WHAT TO DO> Answer with one number only: the number of lines that contain "went".

GIVEN ENTRIES>

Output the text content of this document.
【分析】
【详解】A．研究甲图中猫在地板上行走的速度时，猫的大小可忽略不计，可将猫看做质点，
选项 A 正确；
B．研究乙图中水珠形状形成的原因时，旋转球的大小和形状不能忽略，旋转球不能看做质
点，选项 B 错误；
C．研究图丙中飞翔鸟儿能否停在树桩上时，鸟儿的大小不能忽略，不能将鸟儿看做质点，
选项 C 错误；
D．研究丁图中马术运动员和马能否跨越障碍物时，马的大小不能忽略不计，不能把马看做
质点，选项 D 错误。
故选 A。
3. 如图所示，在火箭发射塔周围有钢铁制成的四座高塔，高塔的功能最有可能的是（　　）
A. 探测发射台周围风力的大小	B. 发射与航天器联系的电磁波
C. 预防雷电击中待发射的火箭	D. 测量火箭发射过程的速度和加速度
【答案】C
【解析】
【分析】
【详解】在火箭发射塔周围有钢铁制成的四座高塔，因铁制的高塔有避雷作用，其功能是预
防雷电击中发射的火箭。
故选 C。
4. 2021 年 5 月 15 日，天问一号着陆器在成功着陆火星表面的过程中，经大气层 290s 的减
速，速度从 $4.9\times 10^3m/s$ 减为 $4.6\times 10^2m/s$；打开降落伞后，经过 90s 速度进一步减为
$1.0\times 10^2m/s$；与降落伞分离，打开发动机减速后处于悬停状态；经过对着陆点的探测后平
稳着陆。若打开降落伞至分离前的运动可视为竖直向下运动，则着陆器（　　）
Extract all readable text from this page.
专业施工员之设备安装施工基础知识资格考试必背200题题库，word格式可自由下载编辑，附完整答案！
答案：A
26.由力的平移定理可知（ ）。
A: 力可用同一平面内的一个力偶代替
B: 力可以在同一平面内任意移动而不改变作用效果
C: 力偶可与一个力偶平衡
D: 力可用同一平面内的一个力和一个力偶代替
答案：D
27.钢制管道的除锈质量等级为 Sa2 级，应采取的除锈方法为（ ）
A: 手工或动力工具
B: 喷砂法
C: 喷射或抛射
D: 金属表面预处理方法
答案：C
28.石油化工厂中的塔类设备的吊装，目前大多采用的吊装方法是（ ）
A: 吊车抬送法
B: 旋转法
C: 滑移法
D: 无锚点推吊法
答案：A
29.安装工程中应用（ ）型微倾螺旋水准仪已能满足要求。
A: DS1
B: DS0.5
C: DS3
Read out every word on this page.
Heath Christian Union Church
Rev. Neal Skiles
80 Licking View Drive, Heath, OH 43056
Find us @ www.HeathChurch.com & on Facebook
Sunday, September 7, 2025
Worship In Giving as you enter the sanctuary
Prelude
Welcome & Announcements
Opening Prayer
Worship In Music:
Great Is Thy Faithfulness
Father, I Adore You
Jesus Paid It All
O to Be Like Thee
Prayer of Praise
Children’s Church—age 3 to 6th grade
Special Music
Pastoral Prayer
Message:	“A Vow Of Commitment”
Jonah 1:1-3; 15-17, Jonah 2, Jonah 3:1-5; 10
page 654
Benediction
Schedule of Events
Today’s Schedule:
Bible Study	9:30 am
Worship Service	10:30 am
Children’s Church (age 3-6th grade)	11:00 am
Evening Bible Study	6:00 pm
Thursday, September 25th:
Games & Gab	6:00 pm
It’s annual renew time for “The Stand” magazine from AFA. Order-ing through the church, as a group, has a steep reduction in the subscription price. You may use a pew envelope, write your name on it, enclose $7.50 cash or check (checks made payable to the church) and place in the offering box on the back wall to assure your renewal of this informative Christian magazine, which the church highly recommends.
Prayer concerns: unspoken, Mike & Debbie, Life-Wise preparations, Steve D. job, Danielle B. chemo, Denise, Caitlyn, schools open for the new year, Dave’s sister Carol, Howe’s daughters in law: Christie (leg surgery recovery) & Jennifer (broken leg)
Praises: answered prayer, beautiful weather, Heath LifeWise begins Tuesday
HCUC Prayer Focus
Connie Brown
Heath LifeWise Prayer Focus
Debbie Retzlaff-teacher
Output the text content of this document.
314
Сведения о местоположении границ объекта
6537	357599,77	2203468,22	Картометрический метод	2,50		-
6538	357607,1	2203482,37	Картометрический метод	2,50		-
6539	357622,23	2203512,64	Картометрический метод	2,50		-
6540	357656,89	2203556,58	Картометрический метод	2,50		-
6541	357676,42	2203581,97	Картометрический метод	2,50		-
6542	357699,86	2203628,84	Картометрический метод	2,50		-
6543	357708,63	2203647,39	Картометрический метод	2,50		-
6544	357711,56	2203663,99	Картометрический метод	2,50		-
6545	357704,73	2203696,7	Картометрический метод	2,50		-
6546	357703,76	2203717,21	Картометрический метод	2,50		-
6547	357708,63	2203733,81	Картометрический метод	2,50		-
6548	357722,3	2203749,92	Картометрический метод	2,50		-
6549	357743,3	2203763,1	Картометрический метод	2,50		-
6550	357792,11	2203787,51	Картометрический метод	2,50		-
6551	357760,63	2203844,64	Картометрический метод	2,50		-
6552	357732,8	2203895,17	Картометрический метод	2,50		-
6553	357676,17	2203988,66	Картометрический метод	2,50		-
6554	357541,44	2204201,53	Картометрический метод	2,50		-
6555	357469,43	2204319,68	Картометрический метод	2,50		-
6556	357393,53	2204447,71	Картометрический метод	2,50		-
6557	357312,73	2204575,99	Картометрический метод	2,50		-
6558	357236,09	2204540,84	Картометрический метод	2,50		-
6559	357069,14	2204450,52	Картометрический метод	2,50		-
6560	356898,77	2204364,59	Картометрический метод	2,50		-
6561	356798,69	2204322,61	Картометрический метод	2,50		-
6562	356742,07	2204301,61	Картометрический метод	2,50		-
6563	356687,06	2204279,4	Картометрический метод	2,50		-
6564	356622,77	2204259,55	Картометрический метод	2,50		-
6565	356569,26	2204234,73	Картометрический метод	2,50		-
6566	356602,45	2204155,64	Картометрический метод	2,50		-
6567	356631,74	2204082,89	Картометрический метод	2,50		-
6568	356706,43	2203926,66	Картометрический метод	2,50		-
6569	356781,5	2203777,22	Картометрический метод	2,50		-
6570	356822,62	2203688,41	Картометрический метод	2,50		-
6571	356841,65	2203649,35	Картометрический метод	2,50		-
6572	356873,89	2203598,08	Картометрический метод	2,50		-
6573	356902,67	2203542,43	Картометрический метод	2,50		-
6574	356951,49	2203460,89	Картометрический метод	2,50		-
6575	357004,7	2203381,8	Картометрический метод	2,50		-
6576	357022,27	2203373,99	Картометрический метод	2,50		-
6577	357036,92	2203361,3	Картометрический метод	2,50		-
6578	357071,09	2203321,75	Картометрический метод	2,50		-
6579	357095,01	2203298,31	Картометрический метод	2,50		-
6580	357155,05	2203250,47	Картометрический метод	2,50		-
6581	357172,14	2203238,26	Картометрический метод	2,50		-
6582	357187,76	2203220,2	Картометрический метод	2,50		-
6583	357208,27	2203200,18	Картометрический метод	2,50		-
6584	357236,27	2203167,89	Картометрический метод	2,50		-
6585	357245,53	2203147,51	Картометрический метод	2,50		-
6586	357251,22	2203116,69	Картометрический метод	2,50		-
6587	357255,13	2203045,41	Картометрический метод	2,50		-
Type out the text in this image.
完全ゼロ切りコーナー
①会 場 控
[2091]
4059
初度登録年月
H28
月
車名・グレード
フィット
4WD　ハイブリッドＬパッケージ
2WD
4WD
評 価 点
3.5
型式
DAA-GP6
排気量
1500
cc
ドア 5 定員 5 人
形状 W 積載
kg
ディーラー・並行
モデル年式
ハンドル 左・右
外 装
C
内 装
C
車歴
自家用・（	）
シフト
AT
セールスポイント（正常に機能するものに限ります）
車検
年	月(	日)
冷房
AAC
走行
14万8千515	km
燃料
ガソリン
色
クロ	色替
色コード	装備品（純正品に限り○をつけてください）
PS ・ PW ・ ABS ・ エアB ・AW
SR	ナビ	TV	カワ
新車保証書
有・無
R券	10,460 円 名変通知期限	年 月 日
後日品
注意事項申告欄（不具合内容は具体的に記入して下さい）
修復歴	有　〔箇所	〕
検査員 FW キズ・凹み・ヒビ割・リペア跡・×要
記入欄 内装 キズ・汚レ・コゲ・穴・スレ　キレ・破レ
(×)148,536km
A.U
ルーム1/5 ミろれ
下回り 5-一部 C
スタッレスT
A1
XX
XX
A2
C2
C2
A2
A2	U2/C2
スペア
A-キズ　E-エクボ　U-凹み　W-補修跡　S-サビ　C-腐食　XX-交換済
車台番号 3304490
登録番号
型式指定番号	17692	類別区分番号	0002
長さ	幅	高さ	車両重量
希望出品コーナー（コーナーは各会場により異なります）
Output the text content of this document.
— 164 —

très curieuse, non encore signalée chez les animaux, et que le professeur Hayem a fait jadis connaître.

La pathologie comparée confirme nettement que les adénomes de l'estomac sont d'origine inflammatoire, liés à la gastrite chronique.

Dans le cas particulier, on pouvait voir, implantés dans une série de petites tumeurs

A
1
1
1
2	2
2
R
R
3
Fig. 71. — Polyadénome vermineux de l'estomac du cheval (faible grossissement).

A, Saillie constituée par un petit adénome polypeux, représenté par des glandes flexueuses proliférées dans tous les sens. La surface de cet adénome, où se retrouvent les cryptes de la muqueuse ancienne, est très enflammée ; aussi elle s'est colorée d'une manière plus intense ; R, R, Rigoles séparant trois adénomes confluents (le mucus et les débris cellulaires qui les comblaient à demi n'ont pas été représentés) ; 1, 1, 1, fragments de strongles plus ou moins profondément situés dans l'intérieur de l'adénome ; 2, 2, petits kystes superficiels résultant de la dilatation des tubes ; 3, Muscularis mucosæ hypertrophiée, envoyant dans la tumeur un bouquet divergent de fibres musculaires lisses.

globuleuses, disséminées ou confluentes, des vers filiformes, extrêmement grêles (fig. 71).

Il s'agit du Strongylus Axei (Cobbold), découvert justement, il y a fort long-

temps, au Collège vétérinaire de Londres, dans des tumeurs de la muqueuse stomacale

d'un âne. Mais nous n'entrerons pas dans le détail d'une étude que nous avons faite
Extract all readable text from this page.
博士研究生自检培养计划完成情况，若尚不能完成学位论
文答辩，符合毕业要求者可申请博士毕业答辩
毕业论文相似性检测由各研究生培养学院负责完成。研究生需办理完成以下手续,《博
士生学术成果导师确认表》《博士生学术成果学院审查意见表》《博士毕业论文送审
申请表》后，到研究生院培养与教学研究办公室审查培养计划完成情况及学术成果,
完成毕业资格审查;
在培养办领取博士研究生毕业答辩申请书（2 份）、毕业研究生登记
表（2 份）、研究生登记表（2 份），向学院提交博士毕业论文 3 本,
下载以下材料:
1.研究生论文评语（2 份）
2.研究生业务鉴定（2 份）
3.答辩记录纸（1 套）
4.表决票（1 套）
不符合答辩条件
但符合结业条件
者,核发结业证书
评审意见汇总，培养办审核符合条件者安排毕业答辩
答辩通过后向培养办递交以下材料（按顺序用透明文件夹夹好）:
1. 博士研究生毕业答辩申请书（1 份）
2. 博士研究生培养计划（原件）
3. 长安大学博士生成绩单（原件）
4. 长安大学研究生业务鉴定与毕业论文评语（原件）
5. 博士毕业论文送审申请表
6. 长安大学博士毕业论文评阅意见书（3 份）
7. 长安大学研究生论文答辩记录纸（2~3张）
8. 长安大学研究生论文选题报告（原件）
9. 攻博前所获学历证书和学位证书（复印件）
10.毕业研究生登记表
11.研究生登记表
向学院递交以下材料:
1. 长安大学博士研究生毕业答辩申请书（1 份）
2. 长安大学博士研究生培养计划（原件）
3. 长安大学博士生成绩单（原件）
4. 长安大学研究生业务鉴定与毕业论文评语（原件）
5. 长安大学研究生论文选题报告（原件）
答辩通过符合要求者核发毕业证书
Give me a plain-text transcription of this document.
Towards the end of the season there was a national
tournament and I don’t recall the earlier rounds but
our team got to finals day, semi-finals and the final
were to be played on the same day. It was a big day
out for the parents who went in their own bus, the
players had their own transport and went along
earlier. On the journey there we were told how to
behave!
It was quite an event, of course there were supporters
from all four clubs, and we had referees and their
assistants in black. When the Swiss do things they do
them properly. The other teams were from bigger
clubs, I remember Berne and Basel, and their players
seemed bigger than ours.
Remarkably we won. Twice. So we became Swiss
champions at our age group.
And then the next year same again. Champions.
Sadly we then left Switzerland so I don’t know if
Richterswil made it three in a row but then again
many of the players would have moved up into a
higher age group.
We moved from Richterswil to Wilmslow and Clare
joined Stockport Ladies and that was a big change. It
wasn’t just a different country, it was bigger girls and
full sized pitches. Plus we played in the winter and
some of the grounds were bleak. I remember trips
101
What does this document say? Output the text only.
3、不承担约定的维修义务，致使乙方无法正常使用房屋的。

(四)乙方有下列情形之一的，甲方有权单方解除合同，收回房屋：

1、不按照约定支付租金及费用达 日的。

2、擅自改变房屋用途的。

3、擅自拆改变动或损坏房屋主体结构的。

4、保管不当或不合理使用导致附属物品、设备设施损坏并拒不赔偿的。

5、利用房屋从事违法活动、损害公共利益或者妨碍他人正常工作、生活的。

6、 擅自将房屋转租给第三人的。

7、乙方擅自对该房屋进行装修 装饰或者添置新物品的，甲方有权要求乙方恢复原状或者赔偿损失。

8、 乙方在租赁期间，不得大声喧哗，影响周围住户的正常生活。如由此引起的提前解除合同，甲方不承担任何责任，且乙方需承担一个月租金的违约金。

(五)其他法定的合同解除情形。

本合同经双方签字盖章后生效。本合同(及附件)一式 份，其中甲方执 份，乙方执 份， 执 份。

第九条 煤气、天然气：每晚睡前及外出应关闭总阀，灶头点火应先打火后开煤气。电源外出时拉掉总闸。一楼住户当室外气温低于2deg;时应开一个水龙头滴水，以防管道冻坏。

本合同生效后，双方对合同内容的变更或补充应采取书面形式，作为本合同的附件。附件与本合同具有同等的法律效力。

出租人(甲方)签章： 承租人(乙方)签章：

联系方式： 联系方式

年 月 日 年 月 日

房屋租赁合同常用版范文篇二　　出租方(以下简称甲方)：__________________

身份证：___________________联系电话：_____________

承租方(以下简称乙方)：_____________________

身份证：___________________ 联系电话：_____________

EXERCISE RESULT> 2